[Required task] Without including any pictures, copy each entry below exactly.
>>>
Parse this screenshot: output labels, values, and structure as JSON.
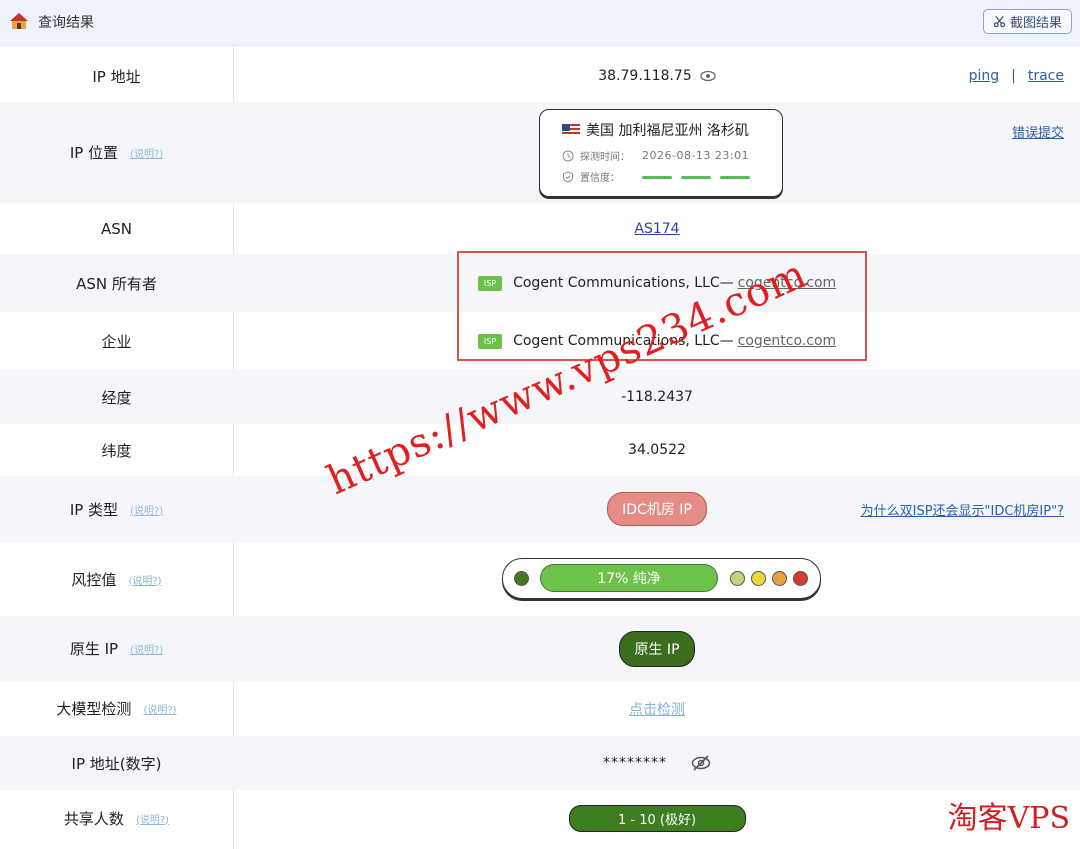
{
  "header": {
    "title": "查询结果",
    "screenshot_label": "截图结果"
  },
  "rows": {
    "ip": {
      "label": "IP 地址",
      "value": "38.79.118.75",
      "link_ping": "ping",
      "link_sep": "|",
      "link_trace": "trace"
    },
    "location": {
      "label": "IP 位置",
      "help": "(说明?)",
      "place": "美国 加利福尼亚州 洛杉矶",
      "time_label": "探测时间：",
      "time_value": "2026-08-13 23:01",
      "confidence_label": "置信度：",
      "confidence_level": 3,
      "report_link": "错误提交"
    },
    "asn": {
      "label": "ASN",
      "value": "AS174"
    },
    "asn_owner": {
      "label": "ASN 所有者",
      "badge": "ISP",
      "name": "Cogent Communications, LLC—",
      "domain": "cogentco.com"
    },
    "company": {
      "label": "企业",
      "badge": "ISP",
      "name": "Cogent Communications, LLC—",
      "domain": "cogentco.com"
    },
    "longitude": {
      "label": "经度",
      "value": "-118.2437"
    },
    "latitude": {
      "label": "纬度",
      "value": "34.0522"
    },
    "ip_type": {
      "label": "IP 类型",
      "help": "(说明?)",
      "value": "IDC机房 IP",
      "side_link": "为什么双ISP还会显示\"IDC机房IP\"?"
    },
    "risk": {
      "label": "风控值",
      "help": "(说明?)",
      "value": "17%  纯净",
      "score_percent": 17
    },
    "native": {
      "label": "原生 IP",
      "help": "(说明?)",
      "value": "原生 IP"
    },
    "llm": {
      "label": "大模型检测",
      "help": "(说明?)",
      "value": "点击检测"
    },
    "ip_numeric": {
      "label": "IP 地址(数字)",
      "value": "********"
    },
    "shared": {
      "label": "共享人数",
      "help": "(说明?)",
      "value": "1 - 10 (极好)"
    }
  },
  "watermark": "https://www.vps234.com",
  "brand": "淘客VPS",
  "colors": {
    "accent_link": "#2b5fa8",
    "risk_green": "#6dc24b",
    "idc_red": "#e58c86",
    "native_green": "#3a6d1e",
    "highlight_box": "#d9534f"
  },
  "icons": [
    "house-icon",
    "scissors-icon",
    "eye-icon",
    "us-flag-icon",
    "clock-icon",
    "shield-icon",
    "eye-off-icon"
  ]
}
<<<
[Task answer]
Parse this screenshot: output labels, values, and structure as JSON.
{
  "header": {
    "title": "查询结果",
    "screenshot_label": "截图结果"
  },
  "rows": {
    "ip": {
      "label": "IP 地址",
      "value": "38.79.118.75",
      "link_ping": "ping",
      "link_sep": "|",
      "link_trace": "trace"
    },
    "location": {
      "label": "IP 位置",
      "help": "(说明?)",
      "place": "美国 加利福尼亚州 洛杉矶",
      "time_label": "探测时间：",
      "time_value": "2026-08-13 23:01",
      "confidence_label": "置信度：",
      "confidence_level": 3,
      "report_link": "错误提交"
    },
    "asn": {
      "label": "ASN",
      "value": "AS174"
    },
    "asn_owner": {
      "label": "ASN 所有者",
      "badge": "ISP",
      "name": "Cogent Communications, LLC—",
      "domain": "cogentco.com"
    },
    "company": {
      "label": "企业",
      "badge": "ISP",
      "name": "Cogent Communications, LLC—",
      "domain": "cogentco.com"
    },
    "longitude": {
      "label": "经度",
      "value": "-118.2437"
    },
    "latitude": {
      "label": "纬度",
      "value": "34.0522"
    },
    "ip_type": {
      "label": "IP 类型",
      "help": "(说明?)",
      "value": "IDC机房 IP",
      "side_link": "为什么双ISP还会显示\"IDC机房IP\"?"
    },
    "risk": {
      "label": "风控值",
      "help": "(说明?)",
      "value": "17%  纯净",
      "score_percent": 17
    },
    "native": {
      "label": "原生 IP",
      "help": "(说明?)",
      "value": "原生 IP"
    },
    "llm": {
      "label": "大模型检测",
      "help": "(说明?)",
      "value": "点击检测"
    },
    "ip_numeric": {
      "label": "IP 地址(数字)",
      "value": "********"
    },
    "shared": {
      "label": "共享人数",
      "help": "(说明?)",
      "value": "1 - 10 (极好)"
    }
  },
  "watermark": "https://www.vps234.com",
  "brand": "淘客VPS",
  "colors": {
    "accent_link": "#2b5fa8",
    "risk_green": "#6dc24b",
    "idc_red": "#e58c86",
    "native_green": "#3a6d1e",
    "highlight_box": "#d9534f"
  },
  "icons": [
    "house-icon",
    "scissors-icon",
    "eye-icon",
    "us-flag-icon",
    "clock-icon",
    "shield-icon",
    "eye-off-icon"
  ]
}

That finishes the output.